(Stored data entries)
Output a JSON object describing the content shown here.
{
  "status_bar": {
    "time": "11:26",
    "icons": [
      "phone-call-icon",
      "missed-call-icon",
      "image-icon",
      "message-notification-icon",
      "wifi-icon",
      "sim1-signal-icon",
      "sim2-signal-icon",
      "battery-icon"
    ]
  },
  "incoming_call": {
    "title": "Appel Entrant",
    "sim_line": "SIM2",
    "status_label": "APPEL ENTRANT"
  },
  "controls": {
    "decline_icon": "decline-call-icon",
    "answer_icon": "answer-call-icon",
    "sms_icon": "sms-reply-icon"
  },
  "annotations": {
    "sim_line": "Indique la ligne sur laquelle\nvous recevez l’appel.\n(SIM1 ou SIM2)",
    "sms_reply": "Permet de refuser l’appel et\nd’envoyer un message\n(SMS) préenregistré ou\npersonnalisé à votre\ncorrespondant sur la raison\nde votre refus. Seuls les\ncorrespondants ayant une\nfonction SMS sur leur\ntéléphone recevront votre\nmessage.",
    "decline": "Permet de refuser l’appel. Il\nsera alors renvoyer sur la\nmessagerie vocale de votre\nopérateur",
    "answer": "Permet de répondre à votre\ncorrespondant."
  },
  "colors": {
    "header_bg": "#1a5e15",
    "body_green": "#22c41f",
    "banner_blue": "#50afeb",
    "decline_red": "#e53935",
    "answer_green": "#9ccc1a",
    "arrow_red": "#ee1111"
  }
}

■ **PROBLEM STATEMENT**
Pick out every line of the listing containing the word "ncorrespondant", and show those lines.

■ **TASK RESULT**
    "sms_reply": "Permet de refuser l’appel et\nd’envoyer un message\n(SMS) préenregistré ou\npersonnalisé à votre\ncorrespondant sur la raison\nde votre refus. Seuls les\ncorrespondants ayant une\nfonction SMS sur leur\ntéléphone recevront votre\nmessage.",
    "answer": "Permet de répondre à votre\ncorrespondant."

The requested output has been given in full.